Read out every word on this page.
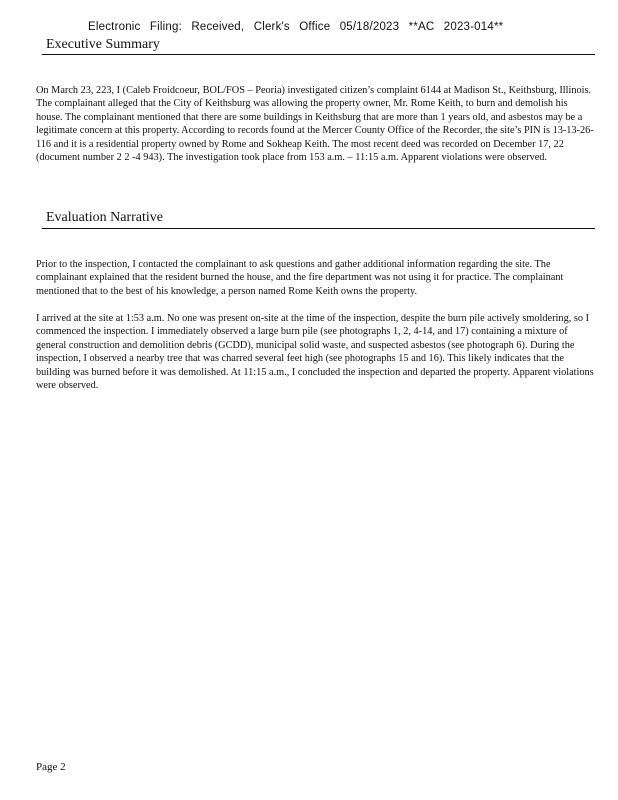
Electronic Filing: Received, Clerk's Office 05/18/2023 **AC 2023-014**
Executive Summary

On March 23, 223, I (Caleb Froidcoeur, BOL/FOS – Peoria) investigated citizen’s complaint 6144 at Madison St., Keithsburg, Illinois. The complainant alleged that the City of Keithsburg was allowing the property owner, Mr. Rome Keith, to burn and demolish his house. The complainant mentioned that there are some buildings in Keithsburg that are more than 1 years old, and asbestos may be a legitimate concern at this property. According to records found at the Mercer County Office of the Recorder, the site’s PIN is 13-13-26-116 and it is a residential property owned by Rome and Sokheap Keith. The most recent deed was recorded on December 17, 22 (document number 2 2 -4 943). The investigation took place from 153 a.m. – 11:15 a.m. Apparent violations were observed.

Evaluation Narrative

Prior to the inspection, I contacted the complainant to ask questions and gather additional information regarding the site. The complainant explained that the resident burned the house, and the fire department was not using it for practice. The complainant mentioned that to the best of his knowledge, a person named Rome Keith owns the property.

I arrived at the site at 1:53 a.m. No one was present on-site at the time of the inspection, despite the burn pile actively smoldering, so I commenced the inspection. I immediately observed a large burn pile (see photographs 1, 2, 4-14, and 17) containing a mixture of general construction and demolition debris (GCDD), municipal solid waste, and suspected asbestos (see photograph 6). During the inspection, I observed a nearby tree that was charred several feet high (see photographs 15 and 16). This likely indicates that the building was burned before it was demolished. At 11:15 a.m., I concluded the inspection and departed the property. Apparent violations were observed.

Page 2
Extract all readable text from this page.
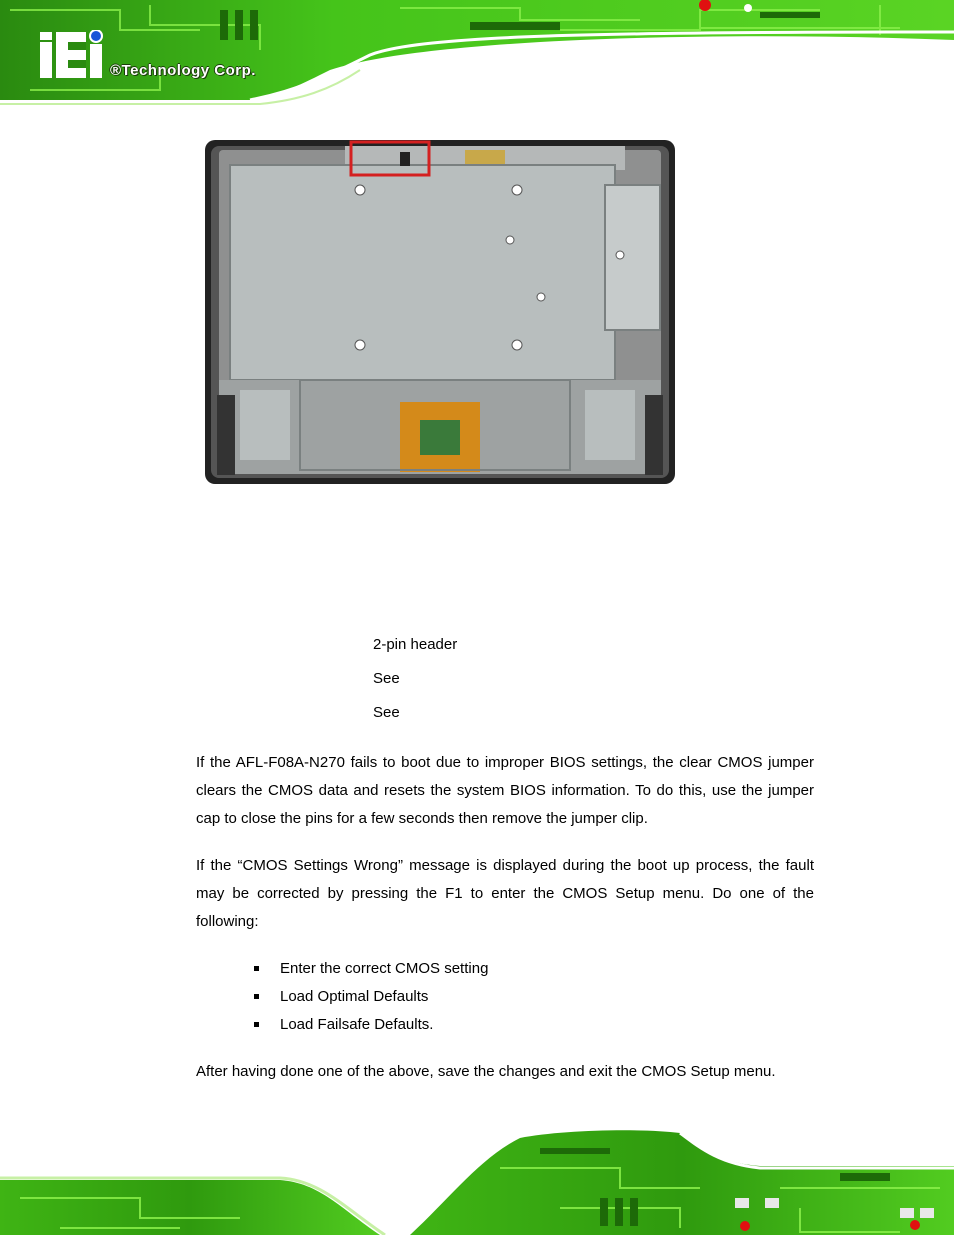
®Technology Corp.
2-pin header
See
See

If the AFL-F08A-N270 fails to boot due to improper BIOS settings, the clear CMOS jumper clears the CMOS data and resets the system BIOS information. To do this, use the jumper cap to close the pins for a few seconds then remove the jumper clip.

If the “CMOS Settings Wrong” message is displayed during the boot up process, the fault may be corrected by pressing the F1 to enter the CMOS Setup menu. Do one of the following:

Enter the correct CMOS setting
Load Optimal Defaults
Load Failsafe Defaults.

After having done one of the above, save the changes and exit the CMOS Setup menu.
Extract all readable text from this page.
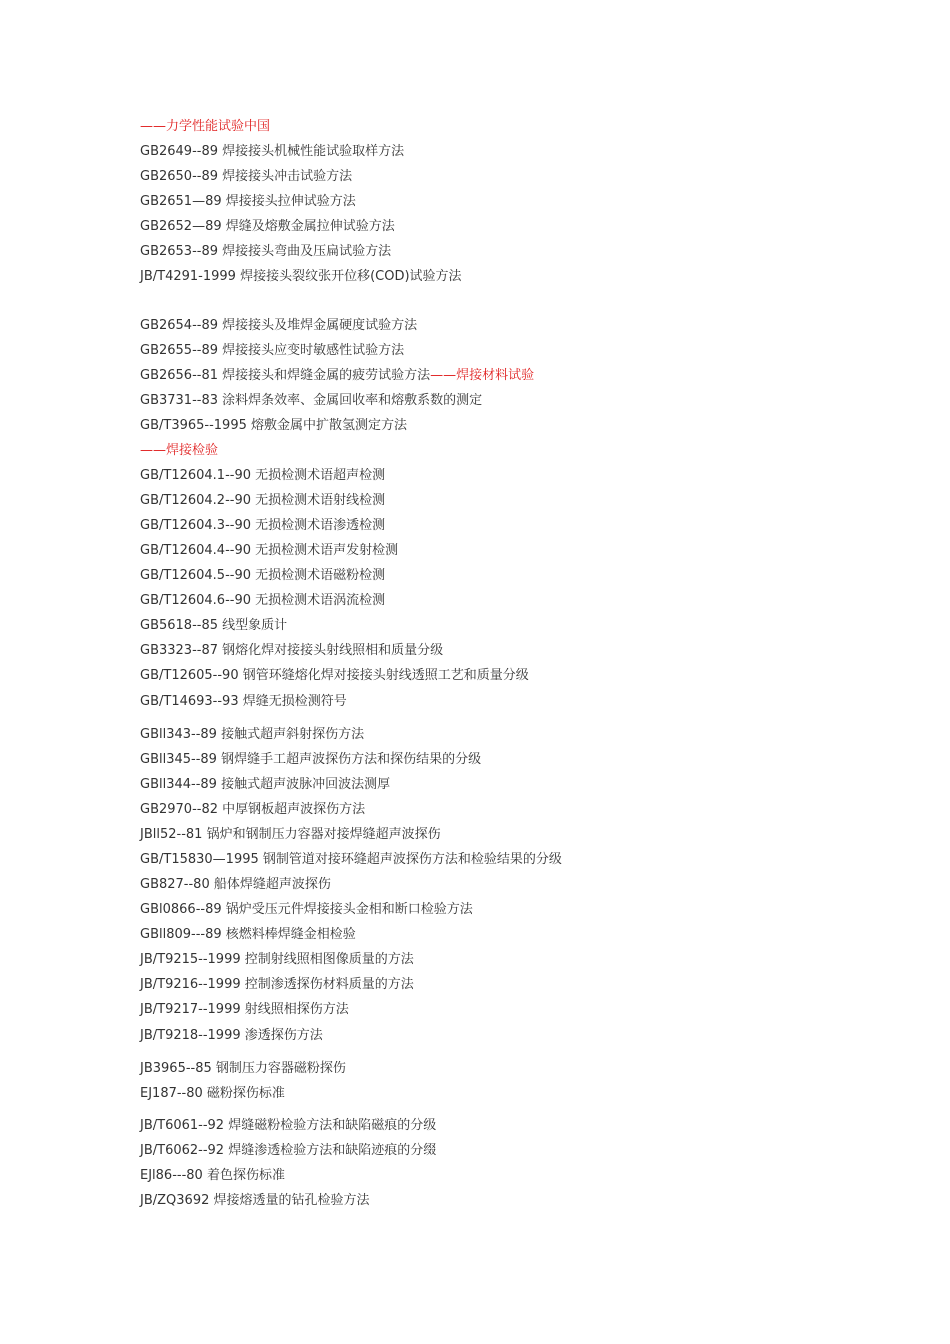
——力学性能试验中国
GB2649--89 焊接接头机械性能试验取样方法
GB2650--89 焊接接头冲击试验方法
GB2651—89 焊接接头拉伸试验方法
GB2652—89 焊缝及熔敷金属拉伸试验方法
GB2653--89 焊接接头弯曲及压扁试验方法
JB/T4291-1999 焊接接头裂纹张开位移(COD)试验方法
GB2654--89 焊接接头及堆焊金属硬度试验方法
GB2655--89 焊接接头应变时敏感性试验方法
GB2656--81 焊接接头和焊缝金属的疲劳试验方法——焊接材料试验
GB3731--83 涂料焊条效率、金属回收率和熔敷系数的测定
GB/T3965--1995 熔敷金属中扩散氢测定方法
——焊接检验
GB/T12604.1--90 无损检测术语超声检测
GB/T12604.2--90 无损检测术语射线检测
GB/T12604.3--90 无损检测术语渗透检测
GB/T12604.4--90 无损检测术语声发射检测
GB/T12604.5--90 无损检测术语磁粉检测
GB/T12604.6--90 无损检测术语涡流检测
GB5618--85 线型象质计
GB3323--87 钢熔化焊对接接头射线照相和质量分级
GB/T12605--90 钢管环缝熔化焊对接接头射线透照工艺和质量分级
GB/T14693--93 焊缝无损检测符号
GBll343--89 接触式超声斜射探伤方法
GBll345--89 钢焊缝手工超声波探伤方法和探伤结果的分级
GBll344--89 接触式超声波脉冲回波法测厚
GB2970--82 中厚钢板超声波探伤方法
JBll52--81 锅炉和钢制压力容器对接焊缝超声波探伤
GB/T15830—1995 钢制管道对接环缝超声波探伤方法和检验结果的分级
GB827--80 船体焊缝超声波探伤
GBl0866--89 锅炉受压元件焊接接头金相和断口检验方法
GBll809---89 核燃料棒焊缝金相检验
JB/T9215--1999 控制射线照相图像质量的方法
JB/T9216--1999 控制渗透探伤材料质量的方法
JB/T9217--1999 射线照相探伤方法
JB/T9218--1999 渗透探伤方法
JB3965--85 钢制压力容器磁粉探伤
EJ187--80 磁粉探伤标准
JB/T6061--92 焊缝磁粉检验方法和缺陷磁痕的分级
JB/T6062--92 焊缝渗透检验方法和缺陷迹痕的分缀
EJl86---80 着色探伤标准
JB/ZQ3692 焊接熔透量的钻孔检验方法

§ Task details: Of the lines in this material, state how many hold the string "Rome". Write no other words.

§ Expected answer: 2